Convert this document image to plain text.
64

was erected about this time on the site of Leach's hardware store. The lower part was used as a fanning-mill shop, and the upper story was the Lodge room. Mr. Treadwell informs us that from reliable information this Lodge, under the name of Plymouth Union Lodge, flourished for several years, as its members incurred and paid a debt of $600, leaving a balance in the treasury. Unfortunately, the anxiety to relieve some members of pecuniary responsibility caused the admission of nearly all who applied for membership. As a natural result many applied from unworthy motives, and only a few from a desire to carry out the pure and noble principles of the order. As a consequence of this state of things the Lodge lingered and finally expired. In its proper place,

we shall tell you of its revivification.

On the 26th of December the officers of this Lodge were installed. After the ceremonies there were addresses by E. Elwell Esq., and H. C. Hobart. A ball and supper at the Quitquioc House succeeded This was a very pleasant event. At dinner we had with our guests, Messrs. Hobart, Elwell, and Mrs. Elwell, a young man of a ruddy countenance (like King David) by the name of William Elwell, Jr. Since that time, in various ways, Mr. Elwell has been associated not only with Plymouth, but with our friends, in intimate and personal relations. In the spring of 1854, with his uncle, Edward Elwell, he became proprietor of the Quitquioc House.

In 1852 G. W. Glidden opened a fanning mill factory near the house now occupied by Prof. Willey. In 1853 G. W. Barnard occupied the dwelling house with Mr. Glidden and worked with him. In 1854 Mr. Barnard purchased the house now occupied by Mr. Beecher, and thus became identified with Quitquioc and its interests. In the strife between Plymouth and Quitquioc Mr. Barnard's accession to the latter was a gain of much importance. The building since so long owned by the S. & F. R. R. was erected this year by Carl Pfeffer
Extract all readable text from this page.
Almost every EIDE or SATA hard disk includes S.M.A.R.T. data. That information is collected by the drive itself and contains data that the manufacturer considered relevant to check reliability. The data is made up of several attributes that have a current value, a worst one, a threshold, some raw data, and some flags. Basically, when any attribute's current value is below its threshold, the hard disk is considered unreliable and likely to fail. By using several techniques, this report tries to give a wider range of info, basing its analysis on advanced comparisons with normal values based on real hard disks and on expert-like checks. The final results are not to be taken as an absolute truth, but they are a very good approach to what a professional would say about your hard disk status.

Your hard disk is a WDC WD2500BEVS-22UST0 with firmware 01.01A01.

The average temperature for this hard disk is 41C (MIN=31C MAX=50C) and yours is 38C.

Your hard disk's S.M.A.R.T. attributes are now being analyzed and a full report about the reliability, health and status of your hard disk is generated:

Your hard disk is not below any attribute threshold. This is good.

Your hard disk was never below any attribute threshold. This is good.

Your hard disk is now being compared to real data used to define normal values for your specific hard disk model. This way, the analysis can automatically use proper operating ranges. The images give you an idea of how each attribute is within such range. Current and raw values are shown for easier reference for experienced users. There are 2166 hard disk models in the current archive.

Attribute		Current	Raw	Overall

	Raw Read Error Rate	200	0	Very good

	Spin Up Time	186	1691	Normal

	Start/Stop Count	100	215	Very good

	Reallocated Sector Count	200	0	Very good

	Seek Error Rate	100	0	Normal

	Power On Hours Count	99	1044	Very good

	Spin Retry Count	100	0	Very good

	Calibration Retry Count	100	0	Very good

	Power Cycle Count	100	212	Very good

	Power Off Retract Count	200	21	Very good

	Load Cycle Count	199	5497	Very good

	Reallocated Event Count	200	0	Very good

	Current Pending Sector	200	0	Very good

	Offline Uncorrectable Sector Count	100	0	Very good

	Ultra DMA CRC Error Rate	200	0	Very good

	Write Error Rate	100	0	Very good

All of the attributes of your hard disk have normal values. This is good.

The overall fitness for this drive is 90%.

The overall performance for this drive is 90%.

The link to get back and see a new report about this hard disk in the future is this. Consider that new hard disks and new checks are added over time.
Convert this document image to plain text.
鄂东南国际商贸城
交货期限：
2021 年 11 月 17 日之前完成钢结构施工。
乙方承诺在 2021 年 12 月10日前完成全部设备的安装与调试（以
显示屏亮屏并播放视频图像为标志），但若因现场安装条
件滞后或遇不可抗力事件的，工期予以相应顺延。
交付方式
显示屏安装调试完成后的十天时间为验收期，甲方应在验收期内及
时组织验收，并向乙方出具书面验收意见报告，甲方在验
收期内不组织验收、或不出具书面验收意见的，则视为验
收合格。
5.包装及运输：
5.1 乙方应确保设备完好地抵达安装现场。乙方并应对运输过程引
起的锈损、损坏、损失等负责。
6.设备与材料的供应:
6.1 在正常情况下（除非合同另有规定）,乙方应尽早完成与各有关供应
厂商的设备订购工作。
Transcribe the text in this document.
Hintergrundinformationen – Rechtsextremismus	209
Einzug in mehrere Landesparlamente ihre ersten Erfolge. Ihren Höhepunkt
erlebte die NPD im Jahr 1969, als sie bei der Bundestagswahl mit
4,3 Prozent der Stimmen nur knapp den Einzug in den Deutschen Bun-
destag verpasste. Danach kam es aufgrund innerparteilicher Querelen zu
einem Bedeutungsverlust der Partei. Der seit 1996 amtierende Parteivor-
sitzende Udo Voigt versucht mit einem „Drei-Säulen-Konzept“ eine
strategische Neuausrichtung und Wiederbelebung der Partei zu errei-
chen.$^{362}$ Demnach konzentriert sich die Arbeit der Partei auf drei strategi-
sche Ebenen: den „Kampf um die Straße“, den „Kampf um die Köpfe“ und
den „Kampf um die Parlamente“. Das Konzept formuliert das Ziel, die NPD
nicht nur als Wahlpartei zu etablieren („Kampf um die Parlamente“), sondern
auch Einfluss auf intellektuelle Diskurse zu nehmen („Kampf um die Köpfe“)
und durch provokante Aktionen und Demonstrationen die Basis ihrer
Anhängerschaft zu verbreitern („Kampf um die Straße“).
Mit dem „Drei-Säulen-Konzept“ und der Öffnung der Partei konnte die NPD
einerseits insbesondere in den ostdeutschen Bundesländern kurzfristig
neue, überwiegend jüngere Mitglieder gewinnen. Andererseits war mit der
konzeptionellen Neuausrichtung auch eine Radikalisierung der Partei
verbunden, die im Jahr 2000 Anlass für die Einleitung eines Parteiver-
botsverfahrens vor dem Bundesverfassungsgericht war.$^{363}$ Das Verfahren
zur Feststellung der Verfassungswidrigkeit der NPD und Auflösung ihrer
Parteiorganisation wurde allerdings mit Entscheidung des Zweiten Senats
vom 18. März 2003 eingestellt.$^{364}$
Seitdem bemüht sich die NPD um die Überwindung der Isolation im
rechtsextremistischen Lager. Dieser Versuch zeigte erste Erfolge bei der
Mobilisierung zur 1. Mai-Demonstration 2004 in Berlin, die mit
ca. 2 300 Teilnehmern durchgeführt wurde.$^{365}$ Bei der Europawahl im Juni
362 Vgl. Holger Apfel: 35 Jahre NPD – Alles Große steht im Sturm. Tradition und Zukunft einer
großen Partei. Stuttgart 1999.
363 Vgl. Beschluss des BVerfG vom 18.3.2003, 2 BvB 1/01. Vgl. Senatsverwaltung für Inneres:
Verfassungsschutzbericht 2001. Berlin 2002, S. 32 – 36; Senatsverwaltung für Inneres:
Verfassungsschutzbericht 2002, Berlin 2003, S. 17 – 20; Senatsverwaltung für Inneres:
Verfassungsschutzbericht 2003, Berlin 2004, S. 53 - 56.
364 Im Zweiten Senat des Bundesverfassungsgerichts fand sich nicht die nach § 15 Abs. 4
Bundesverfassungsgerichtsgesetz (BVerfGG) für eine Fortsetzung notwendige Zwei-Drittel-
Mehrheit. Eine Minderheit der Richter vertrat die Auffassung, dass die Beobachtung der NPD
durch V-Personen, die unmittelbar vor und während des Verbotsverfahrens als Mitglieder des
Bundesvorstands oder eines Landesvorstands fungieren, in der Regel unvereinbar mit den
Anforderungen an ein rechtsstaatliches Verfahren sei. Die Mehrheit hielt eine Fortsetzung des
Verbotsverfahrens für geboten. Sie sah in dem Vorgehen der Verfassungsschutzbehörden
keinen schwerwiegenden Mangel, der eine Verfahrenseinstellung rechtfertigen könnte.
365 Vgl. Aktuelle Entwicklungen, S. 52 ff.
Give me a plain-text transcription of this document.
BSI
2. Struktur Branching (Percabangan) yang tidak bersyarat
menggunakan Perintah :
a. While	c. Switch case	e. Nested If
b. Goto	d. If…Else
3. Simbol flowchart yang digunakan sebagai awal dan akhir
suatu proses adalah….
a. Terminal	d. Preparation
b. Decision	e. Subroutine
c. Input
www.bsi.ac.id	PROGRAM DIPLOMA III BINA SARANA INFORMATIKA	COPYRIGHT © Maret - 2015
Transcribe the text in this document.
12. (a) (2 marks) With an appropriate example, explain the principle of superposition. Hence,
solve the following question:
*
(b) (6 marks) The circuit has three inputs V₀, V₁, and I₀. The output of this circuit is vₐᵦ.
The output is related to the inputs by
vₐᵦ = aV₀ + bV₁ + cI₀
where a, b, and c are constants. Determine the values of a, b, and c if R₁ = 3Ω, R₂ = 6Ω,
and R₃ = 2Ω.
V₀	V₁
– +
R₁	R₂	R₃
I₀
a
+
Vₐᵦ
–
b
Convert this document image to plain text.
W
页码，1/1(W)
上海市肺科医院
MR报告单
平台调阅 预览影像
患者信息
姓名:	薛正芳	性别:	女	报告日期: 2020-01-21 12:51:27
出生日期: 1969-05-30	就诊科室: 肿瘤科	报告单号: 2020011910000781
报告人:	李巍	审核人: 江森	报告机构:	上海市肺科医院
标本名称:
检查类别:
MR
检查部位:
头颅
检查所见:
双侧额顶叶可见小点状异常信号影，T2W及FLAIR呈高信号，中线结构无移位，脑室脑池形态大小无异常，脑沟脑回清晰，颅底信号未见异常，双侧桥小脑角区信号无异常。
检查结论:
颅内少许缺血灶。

__Problem to solve__: Within the listing above, copy each line that has the string "Inneres".

__Result of this exercise__:
363 Vgl. Beschluss des BVerfG vom 18.3.2003, 2 BvB 1/01. Vgl. Senatsverwaltung für Inneres:
Verfassungsschutzbericht 2001. Berlin 2002, S. 32 – 36; Senatsverwaltung für Inneres:
Verfassungsschutzbericht 2002, Berlin 2003, S. 17 – 20; Senatsverwaltung für Inneres:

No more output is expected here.